§ Required work
Make an exact copy of all the material below, apart from the pictures.
Start
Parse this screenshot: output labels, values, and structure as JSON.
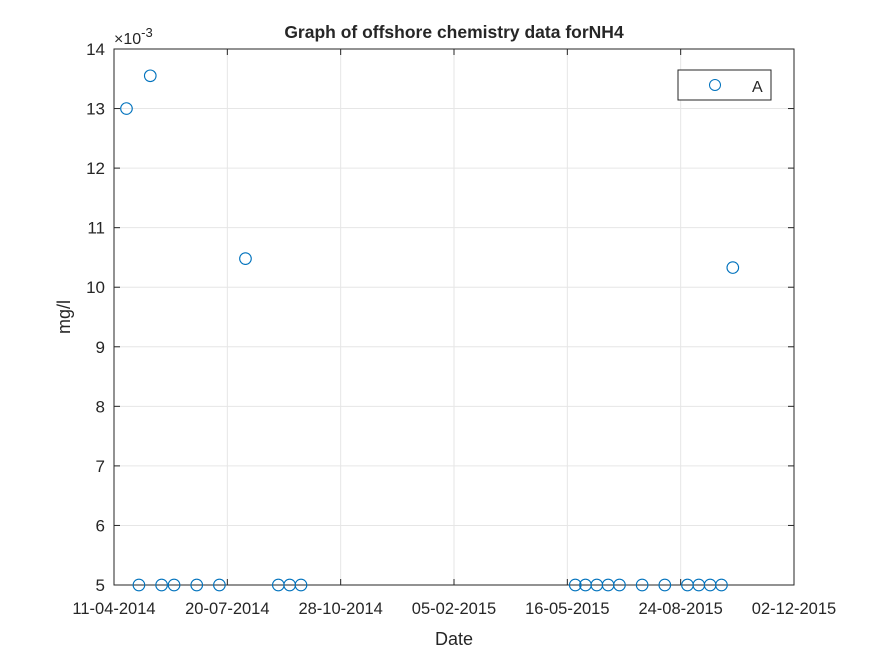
{
  "chart_data": {
    "type": "scatter",
    "title": "Graph of offshore chemistry data forNH4",
    "xlabel": "Date",
    "ylabel": "mg/l",
    "y_exponent_label": "×10",
    "y_exponent_power": "-3",
    "ylim": [
      0.005,
      0.014
    ],
    "y_ticks": [
      0.005,
      0.006,
      0.007,
      0.008,
      0.009,
      0.01,
      0.011,
      0.012,
      0.013,
      0.014
    ],
    "y_tick_labels": [
      "5",
      "6",
      "7",
      "8",
      "9",
      "10",
      "11",
      "12",
      "13",
      "14"
    ],
    "xlim": [
      "2014-04-11",
      "2015-12-02"
    ],
    "x_ticks": [
      "2014-04-11",
      "2014-07-20",
      "2014-10-28",
      "2015-02-05",
      "2015-05-16",
      "2015-08-24",
      "2015-12-02"
    ],
    "x_tick_labels": [
      "11-04-2014",
      "20-07-2014",
      "28-10-2014",
      "05-02-2015",
      "16-05-2015",
      "24-08-2015",
      "02-12-2015"
    ],
    "grid": true,
    "legend": "top-right",
    "marker": "open-circle",
    "series": [
      {
        "name": "A",
        "color": "#0072BD",
        "points": [
          {
            "x": "2014-04-22",
            "y": 0.013
          },
          {
            "x": "2014-05-03",
            "y": 0.005
          },
          {
            "x": "2014-05-13",
            "y": 0.01355
          },
          {
            "x": "2014-05-23",
            "y": 0.005
          },
          {
            "x": "2014-06-03",
            "y": 0.005
          },
          {
            "x": "2014-06-23",
            "y": 0.005
          },
          {
            "x": "2014-07-13",
            "y": 0.005
          },
          {
            "x": "2014-08-05",
            "y": 0.01048
          },
          {
            "x": "2014-09-03",
            "y": 0.005
          },
          {
            "x": "2014-09-13",
            "y": 0.005
          },
          {
            "x": "2014-09-23",
            "y": 0.005
          },
          {
            "x": "2015-05-23",
            "y": 0.005
          },
          {
            "x": "2015-06-01",
            "y": 0.005
          },
          {
            "x": "2015-06-11",
            "y": 0.005
          },
          {
            "x": "2015-06-21",
            "y": 0.005
          },
          {
            "x": "2015-07-01",
            "y": 0.005
          },
          {
            "x": "2015-07-21",
            "y": 0.005
          },
          {
            "x": "2015-08-10",
            "y": 0.005
          },
          {
            "x": "2015-08-30",
            "y": 0.005
          },
          {
            "x": "2015-09-09",
            "y": 0.005
          },
          {
            "x": "2015-09-19",
            "y": 0.005
          },
          {
            "x": "2015-09-29",
            "y": 0.005
          },
          {
            "x": "2015-10-09",
            "y": 0.01033
          }
        ]
      }
    ]
  }
}
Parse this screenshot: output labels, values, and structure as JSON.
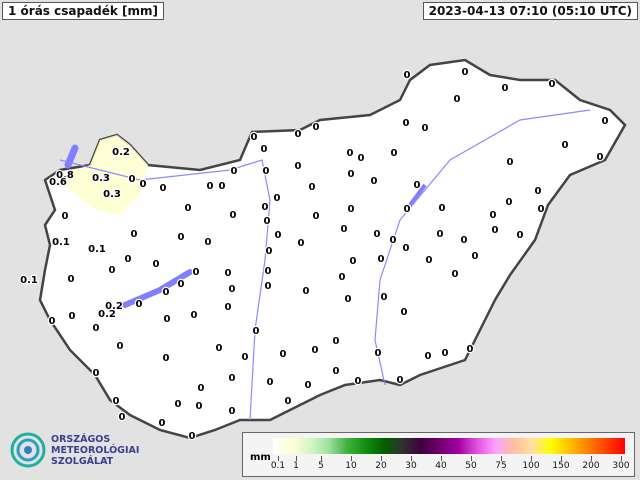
End
§ Solved problem
Parse this screenshot: output labels, values, and structure as JSON.
{
  "chart_data": {
    "type": "scatter",
    "title": "Graph of offshore chemistry data forNH4",
    "xlabel": "Date",
    "ylabel": "mg/l",
    "y_exponent_label": "×10",
    "y_exponent_power": "-3",
    "ylim": [
      0.005,
      0.014
    ],
    "y_ticks": [
      0.005,
      0.006,
      0.007,
      0.008,
      0.009,
      0.01,
      0.011,
      0.012,
      0.013,
      0.014
    ],
    "y_tick_labels": [
      "5",
      "6",
      "7",
      "8",
      "9",
      "10",
      "11",
      "12",
      "13",
      "14"
    ],
    "xlim": [
      "2014-04-11",
      "2015-12-02"
    ],
    "x_ticks": [
      "2014-04-11",
      "2014-07-20",
      "2014-10-28",
      "2015-02-05",
      "2015-05-16",
      "2015-08-24",
      "2015-12-02"
    ],
    "x_tick_labels": [
      "11-04-2014",
      "20-07-2014",
      "28-10-2014",
      "05-02-2015",
      "16-05-2015",
      "24-08-2015",
      "02-12-2015"
    ],
    "grid": true,
    "legend": "top-right",
    "marker": "open-circle",
    "series": [
      {
        "name": "A",
        "color": "#0072BD",
        "points": [
          {
            "x": "2014-04-22",
            "y": 0.013
          },
          {
            "x": "2014-05-03",
            "y": 0.005
          },
          {
            "x": "2014-05-13",
            "y": 0.01355
          },
          {
            "x": "2014-05-23",
            "y": 0.005
          },
          {
            "x": "2014-06-03",
            "y": 0.005
          },
          {
            "x": "2014-06-23",
            "y": 0.005
          },
          {
            "x": "2014-07-13",
            "y": 0.005
          },
          {
            "x": "2014-08-05",
            "y": 0.01048
          },
          {
            "x": "2014-09-03",
            "y": 0.005
          },
          {
            "x": "2014-09-13",
            "y": 0.005
          },
          {
            "x": "2014-09-23",
            "y": 0.005
          },
          {
            "x": "2015-05-23",
            "y": 0.005
          },
          {
            "x": "2015-06-01",
            "y": 0.005
          },
          {
            "x": "2015-06-11",
            "y": 0.005
          },
          {
            "x": "2015-06-21",
            "y": 0.005
          },
          {
            "x": "2015-07-01",
            "y": 0.005
          },
          {
            "x": "2015-07-21",
            "y": 0.005
          },
          {
            "x": "2015-08-10",
            "y": 0.005
          },
          {
            "x": "2015-08-30",
            "y": 0.005
          },
          {
            "x": "2015-09-09",
            "y": 0.005
          },
          {
            "x": "2015-09-19",
            "y": 0.005
          },
          {
            "x": "2015-09-29",
            "y": 0.005
          },
          {
            "x": "2015-10-09",
            "y": 0.01033
          }
        ]
      }
    ]
  }
}
Parse this screenshot: output labels, values, and structure as JSON.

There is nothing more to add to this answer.